What to work on »
Set down exactly the lines that run from the line with "Enumerate this screenshot's" to the end of the data, and nothing else.
------------------------------------------------
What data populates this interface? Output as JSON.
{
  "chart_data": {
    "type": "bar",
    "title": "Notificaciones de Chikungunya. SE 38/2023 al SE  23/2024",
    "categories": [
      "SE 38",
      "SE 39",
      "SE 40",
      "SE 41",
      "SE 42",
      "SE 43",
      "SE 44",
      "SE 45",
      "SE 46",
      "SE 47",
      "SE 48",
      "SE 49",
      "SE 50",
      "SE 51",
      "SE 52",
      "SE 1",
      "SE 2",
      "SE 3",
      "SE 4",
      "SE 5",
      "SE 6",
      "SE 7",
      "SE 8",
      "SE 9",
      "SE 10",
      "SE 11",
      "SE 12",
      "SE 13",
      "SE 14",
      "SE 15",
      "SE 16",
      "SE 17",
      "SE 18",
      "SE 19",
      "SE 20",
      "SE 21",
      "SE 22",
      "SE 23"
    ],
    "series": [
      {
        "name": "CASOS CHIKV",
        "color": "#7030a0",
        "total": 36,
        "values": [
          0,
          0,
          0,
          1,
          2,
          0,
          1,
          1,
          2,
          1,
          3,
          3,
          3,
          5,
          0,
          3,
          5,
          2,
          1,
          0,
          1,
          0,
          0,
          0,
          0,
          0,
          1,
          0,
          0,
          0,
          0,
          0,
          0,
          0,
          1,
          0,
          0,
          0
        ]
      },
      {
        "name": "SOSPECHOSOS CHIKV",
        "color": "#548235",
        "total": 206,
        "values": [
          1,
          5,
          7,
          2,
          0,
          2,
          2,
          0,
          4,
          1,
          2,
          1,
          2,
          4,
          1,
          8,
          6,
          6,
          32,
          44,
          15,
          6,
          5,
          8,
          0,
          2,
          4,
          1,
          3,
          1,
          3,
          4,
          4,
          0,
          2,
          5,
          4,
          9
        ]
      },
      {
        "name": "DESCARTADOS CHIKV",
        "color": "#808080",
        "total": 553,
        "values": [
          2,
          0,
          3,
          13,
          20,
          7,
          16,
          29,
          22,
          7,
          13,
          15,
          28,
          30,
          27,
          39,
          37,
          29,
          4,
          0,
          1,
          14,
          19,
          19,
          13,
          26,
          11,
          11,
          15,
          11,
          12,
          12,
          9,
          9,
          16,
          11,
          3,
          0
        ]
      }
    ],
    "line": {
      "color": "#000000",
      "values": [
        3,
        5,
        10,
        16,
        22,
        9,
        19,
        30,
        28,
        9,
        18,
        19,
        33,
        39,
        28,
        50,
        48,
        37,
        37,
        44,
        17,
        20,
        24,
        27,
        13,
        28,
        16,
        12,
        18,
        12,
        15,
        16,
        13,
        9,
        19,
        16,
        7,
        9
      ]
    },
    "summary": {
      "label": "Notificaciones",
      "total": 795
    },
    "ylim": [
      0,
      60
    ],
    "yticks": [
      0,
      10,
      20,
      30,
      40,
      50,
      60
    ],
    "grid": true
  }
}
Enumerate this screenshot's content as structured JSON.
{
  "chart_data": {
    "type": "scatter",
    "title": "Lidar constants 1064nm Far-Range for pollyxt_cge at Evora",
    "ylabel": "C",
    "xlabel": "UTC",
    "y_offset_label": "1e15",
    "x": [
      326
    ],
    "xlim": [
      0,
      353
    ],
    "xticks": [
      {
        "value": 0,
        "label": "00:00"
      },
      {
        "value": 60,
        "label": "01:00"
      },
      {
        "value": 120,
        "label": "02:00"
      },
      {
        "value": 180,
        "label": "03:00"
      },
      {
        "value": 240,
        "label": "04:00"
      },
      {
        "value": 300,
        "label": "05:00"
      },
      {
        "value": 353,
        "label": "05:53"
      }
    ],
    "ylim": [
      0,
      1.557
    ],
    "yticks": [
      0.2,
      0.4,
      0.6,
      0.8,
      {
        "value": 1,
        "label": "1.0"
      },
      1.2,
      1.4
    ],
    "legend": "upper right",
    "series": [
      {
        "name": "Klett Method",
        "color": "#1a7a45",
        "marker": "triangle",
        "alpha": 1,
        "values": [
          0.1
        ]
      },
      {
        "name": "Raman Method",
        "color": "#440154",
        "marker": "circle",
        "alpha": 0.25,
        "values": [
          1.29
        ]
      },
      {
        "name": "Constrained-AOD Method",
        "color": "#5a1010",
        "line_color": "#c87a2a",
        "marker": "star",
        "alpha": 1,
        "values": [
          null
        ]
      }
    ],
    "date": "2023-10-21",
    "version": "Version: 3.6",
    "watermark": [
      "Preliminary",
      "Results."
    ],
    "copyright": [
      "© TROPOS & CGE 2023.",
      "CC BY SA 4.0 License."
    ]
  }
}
------------------------------------------------
Final answer »
Enumerate this screenshot's content as structured JSON.
{
  "chart_data": {
    "type": "scatter",
    "title": "Lidar constants 1064nm Far-Range for pollyxt_cge at Evora",
    "ylabel": "C",
    "xlabel": "UTC",
    "y_offset_label": "1e15",
    "x": [
      326
    ],
    "xlim": [
      0,
      353
    ],
    "xticks": [
      {
        "value": 0,
        "label": "00:00"
      },
      {
        "value": 60,
        "label": "01:00"
      },
      {
        "value": 120,
        "label": "02:00"
      },
      {
        "value": 180,
        "label": "03:00"
      },
      {
        "value": 240,
        "label": "04:00"
      },
      {
        "value": 300,
        "label": "05:00"
      },
      {
        "value": 353,
        "label": "05:53"
      }
    ],
    "ylim": [
      0,
      1.557
    ],
    "yticks": [
      0.2,
      0.4,
      0.6,
      0.8,
      {
        "value": 1,
        "label": "1.0"
      },
      1.2,
      1.4
    ],
    "legend": "upper right",
    "series": [
      {
        "name": "Klett Method",
        "color": "#1a7a45",
        "marker": "triangle",
        "alpha": 1,
        "values": [
          0.1
        ]
      },
      {
        "name": "Raman Method",
        "color": "#440154",
        "marker": "circle",
        "alpha": 0.25,
        "values": [
          1.29
        ]
      },
      {
        "name": "Constrained-AOD Method",
        "color": "#5a1010",
        "line_color": "#c87a2a",
        "marker": "star",
        "alpha": 1,
        "values": [
          null
        ]
      }
    ],
    "date": "2023-10-21",
    "version": "Version: 3.6",
    "watermark": [
      "Preliminary",
      "Results."
    ],
    "copyright": [
      "© TROPOS & CGE 2023.",
      "CC BY SA 4.0 License."
    ]
  }
}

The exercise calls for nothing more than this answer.